== Given information ==

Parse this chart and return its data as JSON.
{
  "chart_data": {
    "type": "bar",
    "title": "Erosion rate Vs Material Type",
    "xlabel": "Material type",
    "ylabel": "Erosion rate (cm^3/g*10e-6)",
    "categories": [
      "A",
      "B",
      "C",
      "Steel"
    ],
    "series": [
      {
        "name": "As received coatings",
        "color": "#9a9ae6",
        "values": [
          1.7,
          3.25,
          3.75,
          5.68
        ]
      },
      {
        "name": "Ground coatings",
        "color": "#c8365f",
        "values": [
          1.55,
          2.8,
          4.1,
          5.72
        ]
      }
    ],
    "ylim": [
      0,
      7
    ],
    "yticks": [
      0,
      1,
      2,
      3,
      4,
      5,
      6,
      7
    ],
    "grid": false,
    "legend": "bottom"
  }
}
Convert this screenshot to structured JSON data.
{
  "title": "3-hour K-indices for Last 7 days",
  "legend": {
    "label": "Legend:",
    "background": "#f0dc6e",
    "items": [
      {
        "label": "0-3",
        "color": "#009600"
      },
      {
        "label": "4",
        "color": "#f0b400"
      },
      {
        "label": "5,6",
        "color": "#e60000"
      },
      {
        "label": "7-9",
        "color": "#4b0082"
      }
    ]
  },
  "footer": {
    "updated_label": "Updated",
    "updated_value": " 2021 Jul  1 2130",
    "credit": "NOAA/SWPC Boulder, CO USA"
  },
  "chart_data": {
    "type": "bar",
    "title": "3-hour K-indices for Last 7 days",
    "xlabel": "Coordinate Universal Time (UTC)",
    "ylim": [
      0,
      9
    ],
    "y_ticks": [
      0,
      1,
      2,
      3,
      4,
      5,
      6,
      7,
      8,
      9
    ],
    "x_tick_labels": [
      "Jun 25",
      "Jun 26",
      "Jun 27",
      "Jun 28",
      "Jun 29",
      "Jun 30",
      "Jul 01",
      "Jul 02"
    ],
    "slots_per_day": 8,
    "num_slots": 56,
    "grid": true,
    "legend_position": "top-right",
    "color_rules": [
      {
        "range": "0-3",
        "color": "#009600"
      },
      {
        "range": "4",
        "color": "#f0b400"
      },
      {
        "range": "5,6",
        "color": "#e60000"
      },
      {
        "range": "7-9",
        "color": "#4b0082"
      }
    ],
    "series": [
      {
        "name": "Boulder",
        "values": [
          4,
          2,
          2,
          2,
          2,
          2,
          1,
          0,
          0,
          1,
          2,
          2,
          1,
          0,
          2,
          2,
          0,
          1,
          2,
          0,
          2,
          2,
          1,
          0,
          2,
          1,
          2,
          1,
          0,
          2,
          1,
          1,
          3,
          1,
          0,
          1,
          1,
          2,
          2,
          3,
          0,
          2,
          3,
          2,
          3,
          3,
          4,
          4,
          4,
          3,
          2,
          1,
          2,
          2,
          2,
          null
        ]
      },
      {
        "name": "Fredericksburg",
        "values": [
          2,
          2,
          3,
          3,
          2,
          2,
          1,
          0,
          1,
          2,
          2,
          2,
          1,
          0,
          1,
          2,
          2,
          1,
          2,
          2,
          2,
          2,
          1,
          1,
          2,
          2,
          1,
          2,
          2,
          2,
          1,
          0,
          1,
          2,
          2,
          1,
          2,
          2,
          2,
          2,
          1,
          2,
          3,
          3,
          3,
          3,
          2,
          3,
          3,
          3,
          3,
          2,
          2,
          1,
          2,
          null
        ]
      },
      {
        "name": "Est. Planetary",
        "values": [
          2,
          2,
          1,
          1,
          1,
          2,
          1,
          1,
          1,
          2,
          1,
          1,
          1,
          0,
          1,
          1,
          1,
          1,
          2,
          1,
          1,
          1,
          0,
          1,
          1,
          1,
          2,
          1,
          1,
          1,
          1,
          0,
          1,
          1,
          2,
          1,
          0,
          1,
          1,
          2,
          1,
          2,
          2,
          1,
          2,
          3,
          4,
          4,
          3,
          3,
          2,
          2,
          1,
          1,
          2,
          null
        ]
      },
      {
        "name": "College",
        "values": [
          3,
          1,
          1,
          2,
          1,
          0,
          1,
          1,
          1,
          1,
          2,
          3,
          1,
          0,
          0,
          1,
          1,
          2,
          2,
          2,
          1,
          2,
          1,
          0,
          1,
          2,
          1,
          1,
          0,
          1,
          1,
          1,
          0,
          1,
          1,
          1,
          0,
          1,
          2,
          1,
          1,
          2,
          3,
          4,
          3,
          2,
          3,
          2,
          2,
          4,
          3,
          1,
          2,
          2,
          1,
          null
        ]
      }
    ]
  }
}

===

Exactly as they are written, print the entries again.

- **The output**
Parse this chart and return its data as JSON.
{
  "chart_data": {
    "type": "bar",
    "title": "Erosion rate Vs Material Type",
    "xlabel": "Material type",
    "ylabel": "Erosion rate (cm^3/g*10e-6)",
    "categories": [
      "A",
      "B",
      "C",
      "Steel"
    ],
    "series": [
      {
        "name": "As received coatings",
        "color": "#9a9ae6",
        "values": [
          1.7,
          3.25,
          3.75,
          5.68
        ]
      },
      {
        "name": "Ground coatings",
        "color": "#c8365f",
        "values": [
          1.55,
          2.8,
          4.1,
          5.72
        ]
      }
    ],
    "ylim": [
      0,
      7
    ],
    "yticks": [
      0,
      1,
      2,
      3,
      4,
      5,
      6,
      7
    ],
    "grid": false,
    "legend": "bottom"
  }
}
Convert this screenshot to structured JSON data.
{
  "title": "3-hour K-indices for Last 7 days",
  "legend": {
    "label": "Legend:",
    "background": "#f0dc6e",
    "items": [
      {
        "label": "0-3",
        "color": "#009600"
      },
      {
        "label": "4",
        "color": "#f0b400"
      },
      {
        "label": "5,6",
        "color": "#e60000"
      },
      {
        "label": "7-9",
        "color": "#4b0082"
      }
    ]
  },
  "footer": {
    "updated_label": "Updated",
    "updated_value": " 2021 Jul  1 2130",
    "credit": "NOAA/SWPC Boulder, CO USA"
  },
  "chart_data": {
    "type": "bar",
    "title": "3-hour K-indices for Last 7 days",
    "xlabel": "Coordinate Universal Time (UTC)",
    "ylim": [
      0,
      9
    ],
    "y_ticks": [
      0,
      1,
      2,
      3,
      4,
      5,
      6,
      7,
      8,
      9
    ],
    "x_tick_labels": [
      "Jun 25",
      "Jun 26",
      "Jun 27",
      "Jun 28",
      "Jun 29",
      "Jun 30",
      "Jul 01",
      "Jul 02"
    ],
    "slots_per_day": 8,
    "num_slots": 56,
    "grid": true,
    "legend_position": "top-right",
    "color_rules": [
      {
        "range": "0-3",
        "color": "#009600"
      },
      {
        "range": "4",
        "color": "#f0b400"
      },
      {
        "range": "5,6",
        "color": "#e60000"
      },
      {
        "range": "7-9",
        "color": "#4b0082"
      }
    ],
    "series": [
      {
        "name": "Boulder",
        "values": [
          4,
          2,
          2,
          2,
          2,
          2,
          1,
          0,
          0,
          1,
          2,
          2,
          1,
          0,
          2,
          2,
          0,
          1,
          2,
          0,
          2,
          2,
          1,
          0,
          2,
          1,
          2,
          1,
          0,
          2,
          1,
          1,
          3,
          1,
          0,
          1,
          1,
          2,
          2,
          3,
          0,
          2,
          3,
          2,
          3,
          3,
          4,
          4,
          4,
          3,
          2,
          1,
          2,
          2,
          2,
          null
        ]
      },
      {
        "name": "Fredericksburg",
        "values": [
          2,
          2,
          3,
          3,
          2,
          2,
          1,
          0,
          1,
          2,
          2,
          2,
          1,
          0,
          1,
          2,
          2,
          1,
          2,
          2,
          2,
          2,
          1,
          1,
          2,
          2,
          1,
          2,
          2,
          2,
          1,
          0,
          1,
          2,
          2,
          1,
          2,
          2,
          2,
          2,
          1,
          2,
          3,
          3,
          3,
          3,
          2,
          3,
          3,
          3,
          3,
          2,
          2,
          1,
          2,
          null
        ]
      },
      {
        "name": "Est. Planetary",
        "values": [
          2,
          2,
          1,
          1,
          1,
          2,
          1,
          1,
          1,
          2,
          1,
          1,
          1,
          0,
          1,
          1,
          1,
          1,
          2,
          1,
          1,
          1,
          0,
          1,
          1,
          1,
          2,
          1,
          1,
          1,
          1,
          0,
          1,
          1,
          2,
          1,
          0,
          1,
          1,
          2,
          1,
          2,
          2,
          1,
          2,
          3,
          4,
          4,
          3,
          3,
          2,
          2,
          1,
          1,
          2,
          null
        ]
      },
      {
        "name": "College",
        "values": [
          3,
          1,
          1,
          2,
          1,
          0,
          1,
          1,
          1,
          1,
          2,
          3,
          1,
          0,
          0,
          1,
          1,
          2,
          2,
          2,
          1,
          2,
          1,
          0,
          1,
          2,
          1,
          1,
          0,
          1,
          1,
          1,
          0,
          1,
          1,
          1,
          0,
          1,
          2,
          1,
          1,
          2,
          3,
          4,
          3,
          2,
          3,
          2,
          2,
          4,
          3,
          1,
          2,
          2,
          1,
          null
        ]
      }
    ]
  }
}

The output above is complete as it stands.